(Extracted data entries)
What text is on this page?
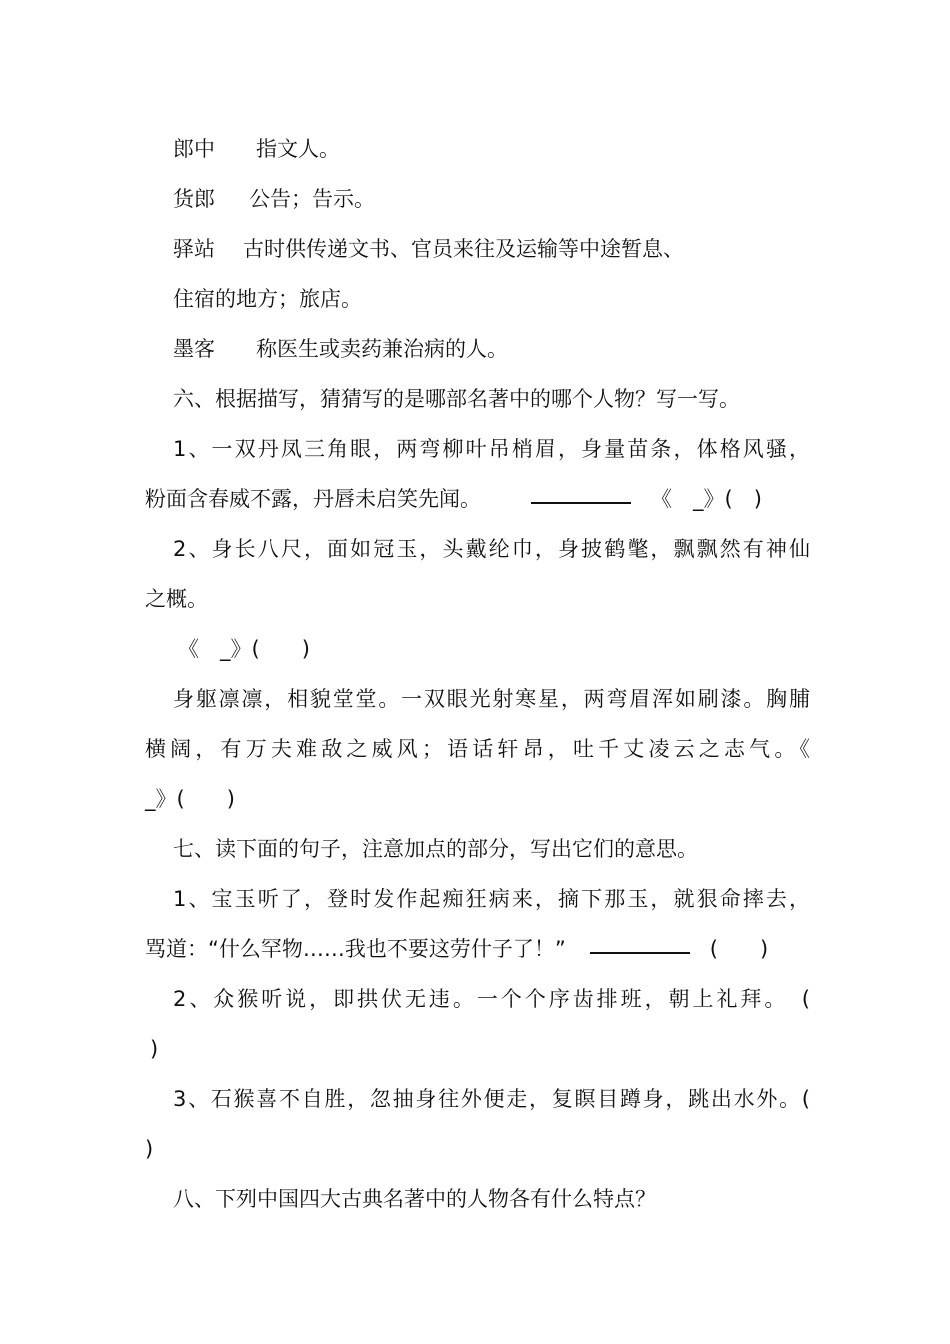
郎中 指文人。
货郎 公告；告示。
驿站 古时供传递文书、官员来往及运输等中途暂息、
住宿的地方；旅店。
墨客 称医生或卖药兼治病的人。
六、根据描写，猜猜写的是哪部名著中的哪个人物？写一写。
1、一双丹凤三角眼，两弯柳叶吊梢眉，身量苗条，体格风骚，
粉面含春威不露，丹唇未启笑先闻。	《　_》(　)
2、身长八尺，面如冠玉，头戴纶巾，身披鹤氅，飘飘然有神仙
之概。
《　_》(　　)
身躯凛凛，相貌堂堂。一双眼光射寒星，两弯眉浑如刷漆。胸脯
横阔，有万夫难敌之威风；语话轩昂，吐千丈凌云之志气。《
_》(　　)
七、读下面的句子，注意加点的部分，写出它们的意思。
1、宝玉听了，登时发作起痴狂病来，摘下那玉，就狠命摔去，
骂道：“什么罕物……我也不要这劳什子了！”	(　　)
2、众猴听说，即拱伏无违。一个个序齿排班，朝上礼拜。　(
)
3、石猴喜不自胜，忽抽身往外便走，复瞑目蹲身，跳出水外。(
)
八、下列中国四大古典名著中的人物各有什么特点？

→ **YOUR TASK**
Copy out the entries verbatim and leave the images out.

→ **OUTPUT**
What text is on this page?
郎中 指文人。
货郎 公告；告示。
驿站 古时供传递文书、官员来往及运输等中途暂息、
住宿的地方；旅店。
墨客 称医生或卖药兼治病的人。
六、根据描写，猜猜写的是哪部名著中的哪个人物？写一写。
1、一双丹凤三角眼，两弯柳叶吊梢眉，身量苗条，体格风骚，
粉面含春威不露，丹唇未启笑先闻。	《　_》(　)
2、身长八尺，面如冠玉，头戴纶巾，身披鹤氅，飘飘然有神仙
之概。
《　_》(　　)
身躯凛凛，相貌堂堂。一双眼光射寒星，两弯眉浑如刷漆。胸脯
横阔，有万夫难敌之威风；语话轩昂，吐千丈凌云之志气。《
_》(　　)
七、读下面的句子，注意加点的部分，写出它们的意思。
1、宝玉听了，登时发作起痴狂病来，摘下那玉，就狠命摔去，
骂道：“什么罕物……我也不要这劳什子了！”	(　　)
2、众猴听说，即拱伏无违。一个个序齿排班，朝上礼拜。　(
)
3、石猴喜不自胜，忽抽身往外便走，复瞑目蹲身，跳出水外。(
)
八、下列中国四大古典名著中的人物各有什么特点？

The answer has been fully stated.